▶ WHAT YOU HAVE TO DO: In your copy, reproduce the entries exactly as they are, minus the images.

Collected data:
───

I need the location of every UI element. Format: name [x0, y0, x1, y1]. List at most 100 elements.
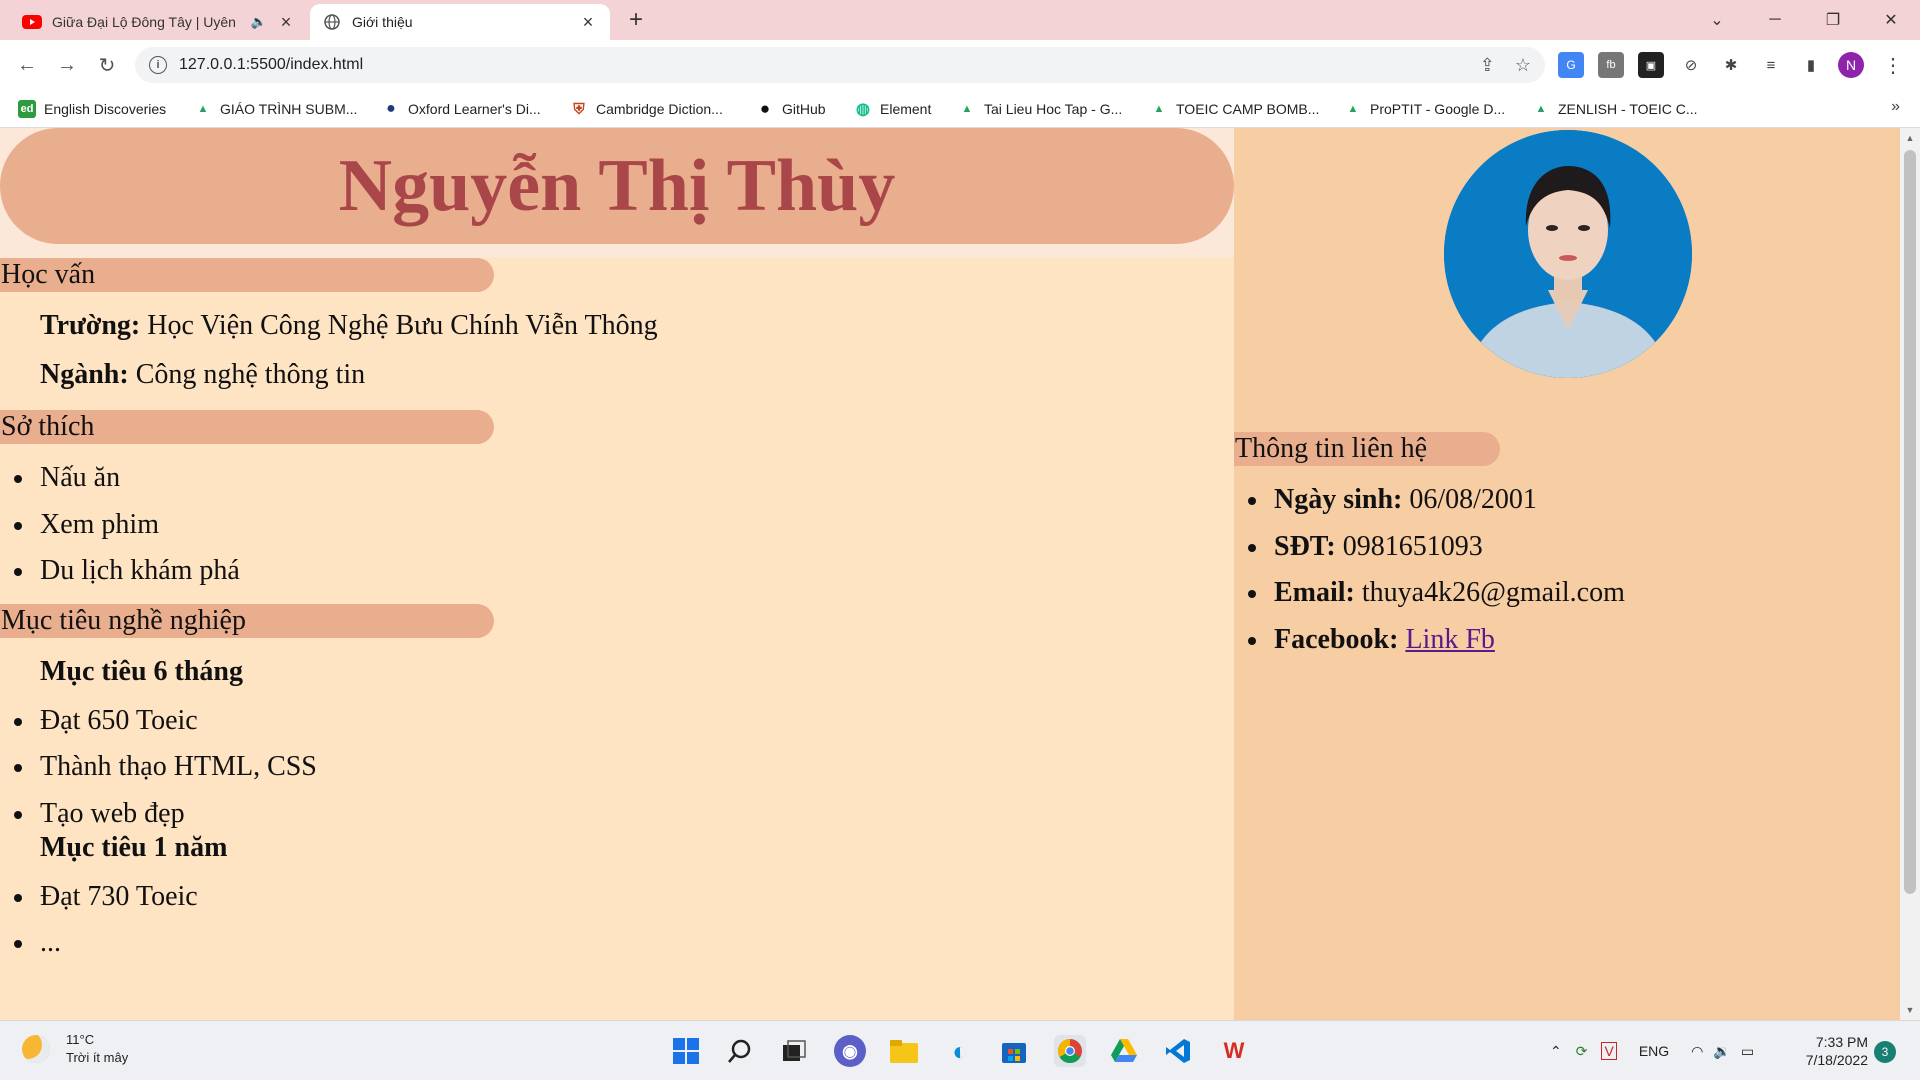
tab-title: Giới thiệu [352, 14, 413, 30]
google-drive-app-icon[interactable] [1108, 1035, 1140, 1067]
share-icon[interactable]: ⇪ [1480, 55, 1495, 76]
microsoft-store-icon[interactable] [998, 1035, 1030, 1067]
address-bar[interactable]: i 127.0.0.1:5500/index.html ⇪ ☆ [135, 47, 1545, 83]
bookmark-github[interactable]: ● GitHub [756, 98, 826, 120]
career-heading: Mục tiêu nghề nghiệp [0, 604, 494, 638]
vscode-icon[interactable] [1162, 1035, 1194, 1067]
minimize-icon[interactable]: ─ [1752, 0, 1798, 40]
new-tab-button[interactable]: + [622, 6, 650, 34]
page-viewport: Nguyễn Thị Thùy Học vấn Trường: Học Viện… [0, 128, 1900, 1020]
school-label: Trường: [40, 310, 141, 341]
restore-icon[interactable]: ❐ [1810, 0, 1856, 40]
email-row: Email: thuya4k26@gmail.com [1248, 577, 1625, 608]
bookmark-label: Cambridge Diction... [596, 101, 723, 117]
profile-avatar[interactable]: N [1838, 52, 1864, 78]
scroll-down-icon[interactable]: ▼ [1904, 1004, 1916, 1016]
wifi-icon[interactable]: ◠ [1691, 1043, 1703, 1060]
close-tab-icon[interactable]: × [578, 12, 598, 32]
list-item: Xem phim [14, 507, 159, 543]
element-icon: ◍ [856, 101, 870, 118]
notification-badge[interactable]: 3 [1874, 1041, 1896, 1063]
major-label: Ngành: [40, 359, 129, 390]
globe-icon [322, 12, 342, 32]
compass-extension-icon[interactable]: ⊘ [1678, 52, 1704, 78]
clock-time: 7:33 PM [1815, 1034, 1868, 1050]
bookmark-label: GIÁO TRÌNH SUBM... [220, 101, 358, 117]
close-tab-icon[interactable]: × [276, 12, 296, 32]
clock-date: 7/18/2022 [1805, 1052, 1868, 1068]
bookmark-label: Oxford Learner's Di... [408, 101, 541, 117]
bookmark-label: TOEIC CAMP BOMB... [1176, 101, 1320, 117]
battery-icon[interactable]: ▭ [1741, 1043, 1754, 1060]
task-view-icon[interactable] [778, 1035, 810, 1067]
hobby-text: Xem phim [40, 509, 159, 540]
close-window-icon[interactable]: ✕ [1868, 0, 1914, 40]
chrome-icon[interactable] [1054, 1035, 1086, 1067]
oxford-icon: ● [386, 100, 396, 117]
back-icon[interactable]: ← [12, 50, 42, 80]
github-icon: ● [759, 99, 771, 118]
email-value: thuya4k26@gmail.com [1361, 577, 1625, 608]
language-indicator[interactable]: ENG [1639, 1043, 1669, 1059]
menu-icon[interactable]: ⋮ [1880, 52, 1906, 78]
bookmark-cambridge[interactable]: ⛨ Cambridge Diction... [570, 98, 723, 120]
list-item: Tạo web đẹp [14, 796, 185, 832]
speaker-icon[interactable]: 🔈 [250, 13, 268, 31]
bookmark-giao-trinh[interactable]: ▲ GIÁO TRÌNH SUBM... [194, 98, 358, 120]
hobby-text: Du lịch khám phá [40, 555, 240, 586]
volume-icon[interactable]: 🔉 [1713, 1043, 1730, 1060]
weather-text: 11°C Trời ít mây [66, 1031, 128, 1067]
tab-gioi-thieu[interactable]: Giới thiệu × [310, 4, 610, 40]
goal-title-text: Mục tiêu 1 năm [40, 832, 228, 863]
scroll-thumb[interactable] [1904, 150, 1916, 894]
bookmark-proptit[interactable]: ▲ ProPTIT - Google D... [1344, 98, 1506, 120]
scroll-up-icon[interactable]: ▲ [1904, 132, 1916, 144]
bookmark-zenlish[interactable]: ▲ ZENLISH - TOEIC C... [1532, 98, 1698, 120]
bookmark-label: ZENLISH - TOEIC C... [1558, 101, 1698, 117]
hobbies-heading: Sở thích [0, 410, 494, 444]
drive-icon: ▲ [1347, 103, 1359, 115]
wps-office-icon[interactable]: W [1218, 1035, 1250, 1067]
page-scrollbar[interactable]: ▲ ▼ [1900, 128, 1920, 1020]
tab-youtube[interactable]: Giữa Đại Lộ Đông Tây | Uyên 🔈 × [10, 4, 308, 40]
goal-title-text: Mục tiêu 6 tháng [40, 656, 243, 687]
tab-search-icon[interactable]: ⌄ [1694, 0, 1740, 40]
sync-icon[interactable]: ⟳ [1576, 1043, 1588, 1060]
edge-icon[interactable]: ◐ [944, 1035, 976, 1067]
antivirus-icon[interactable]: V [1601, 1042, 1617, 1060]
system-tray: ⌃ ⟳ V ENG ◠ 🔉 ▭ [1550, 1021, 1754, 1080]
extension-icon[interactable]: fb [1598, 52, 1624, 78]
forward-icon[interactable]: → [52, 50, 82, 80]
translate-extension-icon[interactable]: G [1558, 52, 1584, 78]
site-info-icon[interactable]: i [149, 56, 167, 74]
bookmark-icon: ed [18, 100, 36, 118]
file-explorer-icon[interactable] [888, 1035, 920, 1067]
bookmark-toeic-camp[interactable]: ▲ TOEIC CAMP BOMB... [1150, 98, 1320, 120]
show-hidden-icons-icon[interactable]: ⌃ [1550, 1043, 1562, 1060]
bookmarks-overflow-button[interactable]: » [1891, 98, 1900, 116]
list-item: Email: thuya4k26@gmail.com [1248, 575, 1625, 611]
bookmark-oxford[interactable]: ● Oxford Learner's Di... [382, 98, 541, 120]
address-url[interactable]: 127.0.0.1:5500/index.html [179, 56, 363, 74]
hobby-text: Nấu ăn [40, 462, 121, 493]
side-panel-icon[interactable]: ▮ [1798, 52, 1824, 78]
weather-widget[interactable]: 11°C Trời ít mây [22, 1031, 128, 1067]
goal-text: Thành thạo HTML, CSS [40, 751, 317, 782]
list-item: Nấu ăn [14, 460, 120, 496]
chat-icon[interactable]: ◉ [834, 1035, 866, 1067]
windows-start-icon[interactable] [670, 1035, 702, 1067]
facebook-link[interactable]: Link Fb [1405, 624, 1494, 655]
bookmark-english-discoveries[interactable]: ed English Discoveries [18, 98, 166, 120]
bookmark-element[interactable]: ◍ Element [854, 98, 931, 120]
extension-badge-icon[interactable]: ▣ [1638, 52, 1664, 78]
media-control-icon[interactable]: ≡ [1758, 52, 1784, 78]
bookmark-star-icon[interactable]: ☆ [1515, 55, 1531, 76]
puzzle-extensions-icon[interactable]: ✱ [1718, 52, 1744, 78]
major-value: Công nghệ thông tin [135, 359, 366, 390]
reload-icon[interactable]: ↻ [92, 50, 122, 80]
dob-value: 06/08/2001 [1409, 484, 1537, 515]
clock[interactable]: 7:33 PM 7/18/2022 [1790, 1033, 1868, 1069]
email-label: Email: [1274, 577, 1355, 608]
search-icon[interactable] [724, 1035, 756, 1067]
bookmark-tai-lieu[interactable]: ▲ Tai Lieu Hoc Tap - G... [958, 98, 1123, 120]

───

▶ RESULT FOR THIS TASK:
I need the location of every UI element. Format: name [x0, y0, x1, y1]. List at most 100 elements.
tab-title: Giới thiệu [352, 14, 413, 30]
google-drive-app-icon[interactable] [1108, 1035, 1140, 1067]
share-icon[interactable]: ⇪ [1480, 55, 1495, 76]
microsoft-store-icon[interactable] [998, 1035, 1030, 1067]
address-bar[interactable]: i 127.0.0.1:5500/index.html ⇪ ☆ [135, 47, 1545, 83]
bookmark-github[interactable]: ● GitHub [756, 98, 826, 120]
career-heading: Mục tiêu nghề nghiệp [0, 604, 494, 638]
vscode-icon[interactable] [1162, 1035, 1194, 1067]
minimize-icon[interactable]: ─ [1752, 0, 1798, 40]
new-tab-button[interactable]: + [622, 6, 650, 34]
page-viewport: Nguyễn Thị Thùy Học vấn Trường: Học Viện… [0, 128, 1900, 1020]
school-label: Trường: [40, 310, 141, 341]
restore-icon[interactable]: ❐ [1810, 0, 1856, 40]
email-row: Email: thuya4k26@gmail.com [1248, 577, 1625, 608]
bookmark-label: Cambridge Diction... [596, 101, 723, 117]
profile-avatar[interactable]: N [1838, 52, 1864, 78]
scroll-down-icon[interactable]: ▼ [1904, 1004, 1916, 1016]
wifi-icon[interactable]: ◠ [1691, 1043, 1703, 1060]
close-tab-icon[interactable]: × [578, 12, 598, 32]
list-item: Xem phim [14, 507, 159, 543]
element-icon: ◍ [856, 101, 870, 118]
notification-badge[interactable]: 3 [1874, 1041, 1896, 1063]
major-label: Ngành: [40, 359, 129, 390]
globe-icon [322, 12, 342, 32]
compass-extension-icon[interactable]: ⊘ [1678, 52, 1704, 78]
clock-time: 7:33 PM [1815, 1034, 1868, 1050]
bookmark-label: GIÁO TRÌNH SUBM... [220, 101, 358, 117]
close-tab-icon[interactable]: × [276, 12, 296, 32]
clock-date: 7/18/2022 [1805, 1052, 1868, 1068]
bookmark-label: Oxford Learner's Di... [408, 101, 541, 117]
bookmark-label: TOEIC CAMP BOMB... [1176, 101, 1320, 117]
battery-icon[interactable]: ▭ [1741, 1043, 1754, 1060]
task-view-icon[interactable] [778, 1035, 810, 1067]
hobby-text: Xem phim [40, 509, 159, 540]
close-window-icon[interactable]: ✕ [1868, 0, 1914, 40]
chrome-icon[interactable] [1054, 1035, 1086, 1067]
oxford-icon: ● [386, 100, 396, 117]
back-icon[interactable]: ← [12, 50, 42, 80]
github-icon: ● [759, 99, 771, 118]
email-value: thuya4k26@gmail.com [1361, 577, 1625, 608]
language-indicator[interactable]: ENG [1639, 1043, 1669, 1059]
menu-icon[interactable]: ⋮ [1880, 52, 1906, 78]
bookmark-cambridge[interactable]: ⛨ Cambridge Diction... [570, 98, 723, 120]
list-item: Tạo web đẹp [14, 796, 185, 832]
speaker-icon[interactable]: 🔈 [250, 13, 268, 31]
bookmark-giao-trinh[interactable]: ▲ GIÁO TRÌNH SUBM... [194, 98, 358, 120]
hobby-text: Du lịch khám phá [40, 555, 240, 586]
volume-icon[interactable]: 🔉 [1713, 1043, 1730, 1060]
weather-text: 11°C Trời ít mây [66, 1031, 128, 1067]
tab-gioi-thieu[interactable]: Giới thiệu × [310, 4, 610, 40]
goal-title-text: Mục tiêu 1 năm [40, 832, 228, 863]
scroll-thumb[interactable] [1904, 150, 1916, 894]
bookmark-proptit[interactable]: ▲ ProPTIT - Google D... [1344, 98, 1506, 120]
scroll-up-icon[interactable]: ▲ [1904, 132, 1916, 144]
bookmark-zenlish[interactable]: ▲ ZENLISH - TOEIC C... [1532, 98, 1698, 120]
bookmark-label: ZENLISH - TOEIC C... [1558, 101, 1698, 117]
hobbies-heading: Sở thích [0, 410, 494, 444]
drive-icon: ▲ [1347, 103, 1359, 115]
wps-office-icon[interactable]: W [1218, 1035, 1250, 1067]
page-scrollbar[interactable]: ▲ ▼ [1900, 128, 1920, 1020]
tab-youtube[interactable]: Giữa Đại Lộ Đông Tây | Uyên 🔈 × [10, 4, 308, 40]
goal-title-text: Mục tiêu 6 tháng [40, 656, 243, 687]
tab-search-icon[interactable]: ⌄ [1694, 0, 1740, 40]
sync-icon[interactable]: ⟳ [1576, 1043, 1588, 1060]
edge-icon[interactable]: ◐ [944, 1035, 976, 1067]
antivirus-icon[interactable]: V [1601, 1042, 1617, 1060]
system-tray: ⌃ ⟳ V ENG ◠ 🔉 ▭ [1550, 1021, 1754, 1080]
extension-icon[interactable]: fb [1598, 52, 1624, 78]
forward-icon[interactable]: → [52, 50, 82, 80]
translate-extension-icon[interactable]: G [1558, 52, 1584, 78]
site-info-icon[interactable]: i [149, 56, 167, 74]
bookmark-icon: ed [18, 100, 36, 118]
file-explorer-icon[interactable] [888, 1035, 920, 1067]
bookmark-toeic-camp[interactable]: ▲ TOEIC CAMP BOMB... [1150, 98, 1320, 120]
show-hidden-icons-icon[interactable]: ⌃ [1550, 1043, 1562, 1060]
bookmarks-overflow-button[interactable]: » [1891, 98, 1900, 116]
list-item: Email: thuya4k26@gmail.com [1248, 575, 1625, 611]
bookmark-oxford[interactable]: ● Oxford Learner's Di... [382, 98, 541, 120]
address-url[interactable]: 127.0.0.1:5500/index.html [179, 56, 363, 74]
hobby-text: Nấu ăn [40, 462, 121, 493]
side-panel-icon[interactable]: ▮ [1798, 52, 1824, 78]
weather-widget[interactable]: 11°C Trời ít mây [22, 1031, 128, 1067]
goal-text: Thành thạo HTML, CSS [40, 751, 317, 782]
list-item: Nấu ăn [14, 460, 120, 496]
chat-icon[interactable]: ◉ [834, 1035, 866, 1067]
windows-start-icon[interactable] [670, 1035, 702, 1067]
facebook-link[interactable]: Link Fb [1405, 624, 1494, 655]
bookmark-english-discoveries[interactable]: ed English Discoveries [18, 98, 166, 120]
bookmark-element[interactable]: ◍ Element [854, 98, 931, 120]
extension-badge-icon[interactable]: ▣ [1638, 52, 1664, 78]
media-control-icon[interactable]: ≡ [1758, 52, 1784, 78]
bookmark-star-icon[interactable]: ☆ [1515, 55, 1531, 76]
puzzle-extensions-icon[interactable]: ✱ [1718, 52, 1744, 78]
major-value: Công nghệ thông tin [135, 359, 366, 390]
reload-icon[interactable]: ↻ [92, 50, 122, 80]
dob-value: 06/08/2001 [1409, 484, 1537, 515]
clock[interactable]: 7:33 PM 7/18/2022 [1790, 1033, 1868, 1069]
email-label: Email: [1274, 577, 1355, 608]
search-icon[interactable] [724, 1035, 756, 1067]
bookmark-tai-lieu[interactable]: ▲ Tai Lieu Hoc Tap - G... [958, 98, 1123, 120]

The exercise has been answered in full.